◆ Short task: Reproduce the material below line for line without any changes, and leave out the pictures.

◆ Listing:

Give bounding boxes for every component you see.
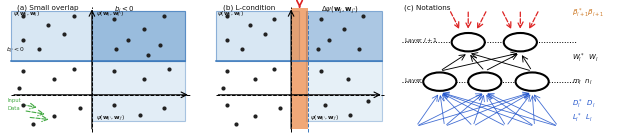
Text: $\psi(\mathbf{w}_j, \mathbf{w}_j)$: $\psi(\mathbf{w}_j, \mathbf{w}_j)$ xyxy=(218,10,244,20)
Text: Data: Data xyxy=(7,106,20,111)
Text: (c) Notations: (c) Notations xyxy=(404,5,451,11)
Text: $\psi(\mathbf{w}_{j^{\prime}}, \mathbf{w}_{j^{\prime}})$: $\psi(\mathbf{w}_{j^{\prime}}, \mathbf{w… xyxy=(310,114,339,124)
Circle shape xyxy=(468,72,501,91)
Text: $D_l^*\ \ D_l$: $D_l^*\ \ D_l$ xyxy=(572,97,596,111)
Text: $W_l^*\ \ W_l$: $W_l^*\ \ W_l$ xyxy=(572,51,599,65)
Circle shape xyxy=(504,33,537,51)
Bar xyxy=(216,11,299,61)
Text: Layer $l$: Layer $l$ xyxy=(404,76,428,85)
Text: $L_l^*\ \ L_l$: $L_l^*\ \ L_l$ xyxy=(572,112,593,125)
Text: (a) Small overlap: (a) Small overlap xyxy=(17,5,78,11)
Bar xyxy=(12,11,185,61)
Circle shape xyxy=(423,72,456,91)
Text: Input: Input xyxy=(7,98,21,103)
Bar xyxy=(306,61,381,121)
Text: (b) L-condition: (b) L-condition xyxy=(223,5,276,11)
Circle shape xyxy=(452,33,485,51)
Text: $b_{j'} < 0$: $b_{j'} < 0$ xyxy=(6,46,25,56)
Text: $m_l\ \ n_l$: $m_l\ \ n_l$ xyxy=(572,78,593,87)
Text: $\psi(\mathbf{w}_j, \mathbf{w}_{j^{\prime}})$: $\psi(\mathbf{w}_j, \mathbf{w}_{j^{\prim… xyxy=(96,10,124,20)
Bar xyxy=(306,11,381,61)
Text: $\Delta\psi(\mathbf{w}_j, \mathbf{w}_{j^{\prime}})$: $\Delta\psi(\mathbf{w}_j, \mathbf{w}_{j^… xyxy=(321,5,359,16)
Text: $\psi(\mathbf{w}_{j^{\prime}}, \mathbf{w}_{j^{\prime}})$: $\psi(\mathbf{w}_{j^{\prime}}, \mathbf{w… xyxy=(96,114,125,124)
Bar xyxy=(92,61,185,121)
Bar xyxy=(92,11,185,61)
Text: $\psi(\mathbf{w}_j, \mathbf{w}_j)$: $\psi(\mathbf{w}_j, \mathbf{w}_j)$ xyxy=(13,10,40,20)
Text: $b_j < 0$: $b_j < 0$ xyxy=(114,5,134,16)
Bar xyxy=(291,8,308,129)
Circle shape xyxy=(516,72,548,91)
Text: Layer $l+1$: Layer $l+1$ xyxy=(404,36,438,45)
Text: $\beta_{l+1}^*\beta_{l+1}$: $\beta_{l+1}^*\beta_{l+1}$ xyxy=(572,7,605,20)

◆ Complete answer:
Give bounding boxes for every component you see.
Text: $\psi(\mathbf{w}_j, \mathbf{w}_j)$: $\psi(\mathbf{w}_j, \mathbf{w}_j)$ xyxy=(218,10,244,20)
Text: Data: Data xyxy=(7,106,20,111)
Text: (c) Notations: (c) Notations xyxy=(404,5,451,11)
Text: $\psi(\mathbf{w}_{j^{\prime}}, \mathbf{w}_{j^{\prime}})$: $\psi(\mathbf{w}_{j^{\prime}}, \mathbf{w… xyxy=(310,114,339,124)
Circle shape xyxy=(468,72,501,91)
Text: $D_l^*\ \ D_l$: $D_l^*\ \ D_l$ xyxy=(572,97,596,111)
Text: $W_l^*\ \ W_l$: $W_l^*\ \ W_l$ xyxy=(572,51,599,65)
Circle shape xyxy=(504,33,537,51)
Bar xyxy=(216,11,299,61)
Text: Layer $l$: Layer $l$ xyxy=(404,76,428,85)
Text: $L_l^*\ \ L_l$: $L_l^*\ \ L_l$ xyxy=(572,112,593,125)
Text: (a) Small overlap: (a) Small overlap xyxy=(17,5,78,11)
Bar xyxy=(12,11,185,61)
Circle shape xyxy=(423,72,456,91)
Text: Input: Input xyxy=(7,98,21,103)
Bar xyxy=(306,61,381,121)
Text: (b) L-condition: (b) L-condition xyxy=(223,5,276,11)
Circle shape xyxy=(452,33,485,51)
Text: $b_{j'} < 0$: $b_{j'} < 0$ xyxy=(6,46,25,56)
Text: $m_l\ \ n_l$: $m_l\ \ n_l$ xyxy=(572,78,593,87)
Text: $\psi(\mathbf{w}_j, \mathbf{w}_{j^{\prime}})$: $\psi(\mathbf{w}_j, \mathbf{w}_{j^{\prim… xyxy=(96,10,124,20)
Bar xyxy=(306,11,381,61)
Text: $\Delta\psi(\mathbf{w}_j, \mathbf{w}_{j^{\prime}})$: $\Delta\psi(\mathbf{w}_j, \mathbf{w}_{j^… xyxy=(321,5,359,16)
Text: $\psi(\mathbf{w}_{j^{\prime}}, \mathbf{w}_{j^{\prime}})$: $\psi(\mathbf{w}_{j^{\prime}}, \mathbf{w… xyxy=(96,114,125,124)
Bar xyxy=(92,61,185,121)
Bar xyxy=(92,11,185,61)
Text: $\psi(\mathbf{w}_j, \mathbf{w}_j)$: $\psi(\mathbf{w}_j, \mathbf{w}_j)$ xyxy=(13,10,40,20)
Text: $b_j < 0$: $b_j < 0$ xyxy=(114,5,134,16)
Bar xyxy=(291,8,308,129)
Circle shape xyxy=(516,72,548,91)
Text: Layer $l+1$: Layer $l+1$ xyxy=(404,36,438,45)
Text: $\beta_{l+1}^*\beta_{l+1}$: $\beta_{l+1}^*\beta_{l+1}$ xyxy=(572,7,605,20)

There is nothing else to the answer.